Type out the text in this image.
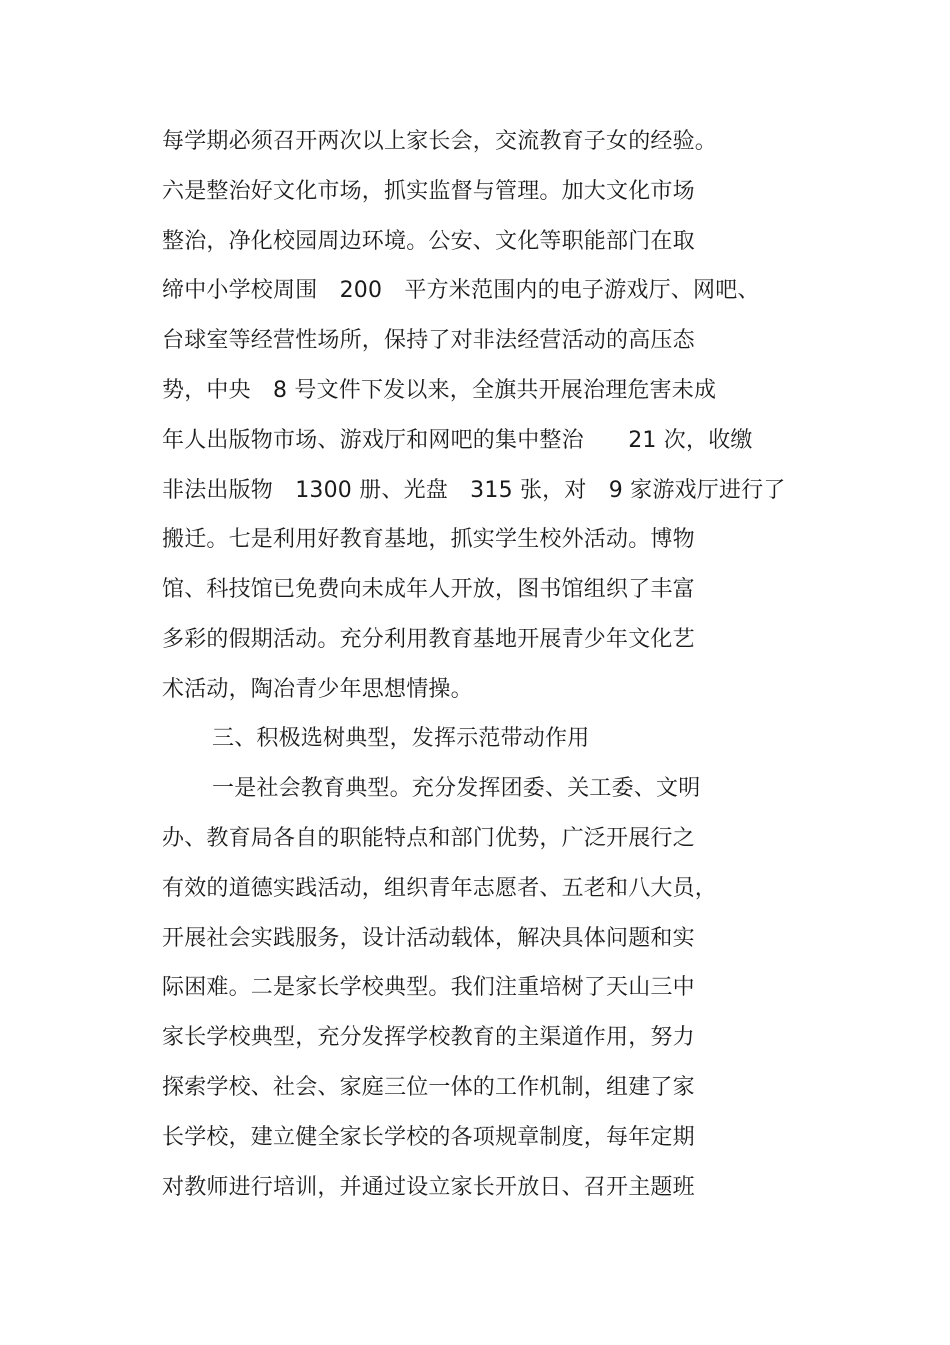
每学期必须召开两次以上家长会，交流教育子女的经验。
六是整治好文化市场，抓实监督与管理。加大文化市场
整治，净化校园周边环境。公安、文化等职能部门在取
缔中小学校周围　200　平方米范围内的电子游戏厅、网吧、
台球室等经营性场所，保持了对非法经营活动的高压态
势，中央　8 号文件下发以来，全旗共开展治理危害未成
年人出版物市场、游戏厅和网吧的集中整治　　21 次，收缴
非法出版物　1300 册、光盘　315 张，对　9 家游戏厅进行了
搬迁。七是利用好教育基地，抓实学生校外活动。博物
馆、科技馆已免费向未成年人开放，图书馆组织了丰富
多彩的假期活动。充分利用教育基地开展青少年文化艺
术活动，陶冶青少年思想情操。
三、积极选树典型，发挥示范带动作用
一是社会教育典型。充分发挥团委、关工委、文明
办、教育局各自的职能特点和部门优势，广泛开展行之
有效的道德实践活动，组织青年志愿者、五老和八大员，
开展社会实践服务，设计活动载体，解决具体问题和实
际困难。二是家长学校典型。我们注重培树了天山三中
家长学校典型，充分发挥学校教育的主渠道作用，努力
探索学校、社会、家庭三位一体的工作机制，组建了家
长学校，建立健全家长学校的各项规章制度，每年定期
对教师进行培训，并通过设立家长开放日、召开主题班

◆ **Given instruction**
Transcribe all the records above word for word, without their images.

◆ **Solution to this task**
Type out the text in this image.
每学期必须召开两次以上家长会，交流教育子女的经验。
六是整治好文化市场，抓实监督与管理。加大文化市场
整治，净化校园周边环境。公安、文化等职能部门在取
缔中小学校周围　200　平方米范围内的电子游戏厅、网吧、
台球室等经营性场所，保持了对非法经营活动的高压态
势，中央　8 号文件下发以来，全旗共开展治理危害未成
年人出版物市场、游戏厅和网吧的集中整治　　21 次，收缴
非法出版物　1300 册、光盘　315 张，对　9 家游戏厅进行了
搬迁。七是利用好教育基地，抓实学生校外活动。博物
馆、科技馆已免费向未成年人开放，图书馆组织了丰富
多彩的假期活动。充分利用教育基地开展青少年文化艺
术活动，陶冶青少年思想情操。
三、积极选树典型，发挥示范带动作用
一是社会教育典型。充分发挥团委、关工委、文明
办、教育局各自的职能特点和部门优势，广泛开展行之
有效的道德实践活动，组织青年志愿者、五老和八大员，
开展社会实践服务，设计活动载体，解决具体问题和实
际困难。二是家长学校典型。我们注重培树了天山三中
家长学校典型，充分发挥学校教育的主渠道作用，努力
探索学校、社会、家庭三位一体的工作机制，组建了家
长学校，建立健全家长学校的各项规章制度，每年定期
对教师进行培训，并通过设立家长开放日、召开主题班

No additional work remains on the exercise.